[start Records for this task]

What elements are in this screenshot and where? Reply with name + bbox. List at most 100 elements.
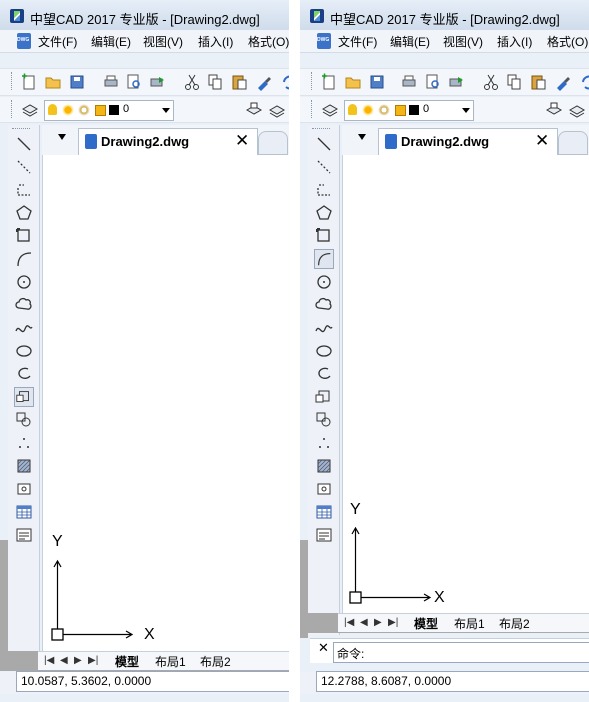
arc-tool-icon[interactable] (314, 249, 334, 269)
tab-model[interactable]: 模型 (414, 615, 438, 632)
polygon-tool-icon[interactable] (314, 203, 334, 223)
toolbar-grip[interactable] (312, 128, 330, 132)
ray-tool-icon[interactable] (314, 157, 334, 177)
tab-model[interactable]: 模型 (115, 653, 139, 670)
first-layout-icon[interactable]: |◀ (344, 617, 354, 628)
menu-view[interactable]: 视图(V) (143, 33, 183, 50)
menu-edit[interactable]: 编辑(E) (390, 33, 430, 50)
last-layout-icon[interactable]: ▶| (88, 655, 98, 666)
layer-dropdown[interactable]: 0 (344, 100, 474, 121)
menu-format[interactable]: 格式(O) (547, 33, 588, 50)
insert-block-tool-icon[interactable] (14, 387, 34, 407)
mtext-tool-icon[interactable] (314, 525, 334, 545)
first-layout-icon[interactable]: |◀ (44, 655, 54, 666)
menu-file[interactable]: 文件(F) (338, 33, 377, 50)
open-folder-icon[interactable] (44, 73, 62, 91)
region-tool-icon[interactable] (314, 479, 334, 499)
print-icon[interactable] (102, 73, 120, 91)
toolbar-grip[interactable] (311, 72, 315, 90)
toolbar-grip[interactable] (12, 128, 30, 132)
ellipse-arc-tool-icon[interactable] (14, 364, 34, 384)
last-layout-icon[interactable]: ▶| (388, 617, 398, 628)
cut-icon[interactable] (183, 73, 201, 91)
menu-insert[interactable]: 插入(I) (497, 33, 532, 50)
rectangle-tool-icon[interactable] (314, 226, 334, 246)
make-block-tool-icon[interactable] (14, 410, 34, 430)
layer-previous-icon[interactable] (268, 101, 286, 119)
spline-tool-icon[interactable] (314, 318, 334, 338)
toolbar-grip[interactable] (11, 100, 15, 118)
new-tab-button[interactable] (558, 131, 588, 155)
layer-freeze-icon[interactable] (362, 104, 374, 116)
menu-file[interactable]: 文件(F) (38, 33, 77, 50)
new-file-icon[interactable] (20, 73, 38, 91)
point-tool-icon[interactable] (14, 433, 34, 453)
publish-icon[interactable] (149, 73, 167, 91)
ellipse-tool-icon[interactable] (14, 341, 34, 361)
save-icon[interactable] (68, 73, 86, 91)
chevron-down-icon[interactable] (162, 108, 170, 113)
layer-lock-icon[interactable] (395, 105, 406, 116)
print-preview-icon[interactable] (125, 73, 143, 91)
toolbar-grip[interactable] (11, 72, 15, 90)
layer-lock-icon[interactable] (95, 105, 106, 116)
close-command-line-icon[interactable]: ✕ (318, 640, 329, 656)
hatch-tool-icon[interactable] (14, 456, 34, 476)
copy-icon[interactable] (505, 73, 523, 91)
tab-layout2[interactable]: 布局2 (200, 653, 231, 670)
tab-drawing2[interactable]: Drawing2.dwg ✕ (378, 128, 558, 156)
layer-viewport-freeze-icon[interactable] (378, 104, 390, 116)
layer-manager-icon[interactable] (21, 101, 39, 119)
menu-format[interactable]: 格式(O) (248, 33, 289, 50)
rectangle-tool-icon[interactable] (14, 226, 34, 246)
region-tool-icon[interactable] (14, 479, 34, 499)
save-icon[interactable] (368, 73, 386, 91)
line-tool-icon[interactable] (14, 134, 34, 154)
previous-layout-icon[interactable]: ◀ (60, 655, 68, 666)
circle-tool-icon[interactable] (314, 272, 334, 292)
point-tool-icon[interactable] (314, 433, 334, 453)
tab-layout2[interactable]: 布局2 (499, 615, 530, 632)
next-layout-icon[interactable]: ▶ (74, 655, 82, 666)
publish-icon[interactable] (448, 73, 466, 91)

[end Records for this task]

» **Prompt**: Please edit the data above by changing "screenshot" to "screen capture" and leaving everything else as it is. Omit the pictures from your answer.

» **Answer below**:
What elements are in this screen capture and where? Reply with name + bbox. List at most 100 elements.
arc-tool-icon[interactable] (314, 249, 334, 269)
tab-model[interactable]: 模型 (414, 615, 438, 632)
polygon-tool-icon[interactable] (314, 203, 334, 223)
toolbar-grip[interactable] (312, 128, 330, 132)
ray-tool-icon[interactable] (314, 157, 334, 177)
tab-model[interactable]: 模型 (115, 653, 139, 670)
first-layout-icon[interactable]: |◀ (344, 617, 354, 628)
menu-view[interactable]: 视图(V) (143, 33, 183, 50)
menu-edit[interactable]: 编辑(E) (390, 33, 430, 50)
last-layout-icon[interactable]: ▶| (88, 655, 98, 666)
layer-dropdown[interactable]: 0 (344, 100, 474, 121)
menu-format[interactable]: 格式(O) (547, 33, 588, 50)
insert-block-tool-icon[interactable] (14, 387, 34, 407)
mtext-tool-icon[interactable] (314, 525, 334, 545)
first-layout-icon[interactable]: |◀ (44, 655, 54, 666)
menu-file[interactable]: 文件(F) (338, 33, 377, 50)
open-folder-icon[interactable] (44, 73, 62, 91)
region-tool-icon[interactable] (314, 479, 334, 499)
print-icon[interactable] (102, 73, 120, 91)
toolbar-grip[interactable] (311, 72, 315, 90)
toolbar-grip[interactable] (12, 128, 30, 132)
ellipse-arc-tool-icon[interactable] (14, 364, 34, 384)
last-layout-icon[interactable]: ▶| (388, 617, 398, 628)
cut-icon[interactable] (183, 73, 201, 91)
menu-insert[interactable]: 插入(I) (497, 33, 532, 50)
rectangle-tool-icon[interactable] (314, 226, 334, 246)
make-block-tool-icon[interactable] (14, 410, 34, 430)
layer-previous-icon[interactable] (268, 101, 286, 119)
spline-tool-icon[interactable] (314, 318, 334, 338)
toolbar-grip[interactable] (11, 100, 15, 118)
new-tab-button[interactable] (558, 131, 588, 155)
layer-freeze-icon[interactable] (362, 104, 374, 116)
menu-file[interactable]: 文件(F) (38, 33, 77, 50)
new-file-icon[interactable] (20, 73, 38, 91)
point-tool-icon[interactable] (14, 433, 34, 453)
publish-icon[interactable] (149, 73, 167, 91)
ellipse-tool-icon[interactable] (14, 341, 34, 361)
save-icon[interactable] (68, 73, 86, 91)
chevron-down-icon[interactable] (162, 108, 170, 113)
layer-lock-icon[interactable] (395, 105, 406, 116)
print-preview-icon[interactable] (125, 73, 143, 91)
toolbar-grip[interactable] (11, 72, 15, 90)
layer-lock-icon[interactable] (95, 105, 106, 116)
close-command-line-icon[interactable]: ✕ (318, 640, 329, 656)
hatch-tool-icon[interactable] (14, 456, 34, 476)
copy-icon[interactable] (505, 73, 523, 91)
tab-layout2[interactable]: 布局2 (200, 653, 231, 670)
tab-drawing2[interactable]: Drawing2.dwg ✕ (378, 128, 558, 156)
layer-viewport-freeze-icon[interactable] (378, 104, 390, 116)
layer-manager-icon[interactable] (21, 101, 39, 119)
menu-format[interactable]: 格式(O) (248, 33, 289, 50)
rectangle-tool-icon[interactable] (14, 226, 34, 246)
region-tool-icon[interactable] (14, 479, 34, 499)
save-icon[interactable] (368, 73, 386, 91)
line-tool-icon[interactable] (14, 134, 34, 154)
previous-layout-icon[interactable]: ◀ (60, 655, 68, 666)
circle-tool-icon[interactable] (314, 272, 334, 292)
point-tool-icon[interactable] (314, 433, 334, 453)
tab-layout2[interactable]: 布局2 (499, 615, 530, 632)
next-layout-icon[interactable]: ▶ (74, 655, 82, 666)
publish-icon[interactable] (448, 73, 466, 91)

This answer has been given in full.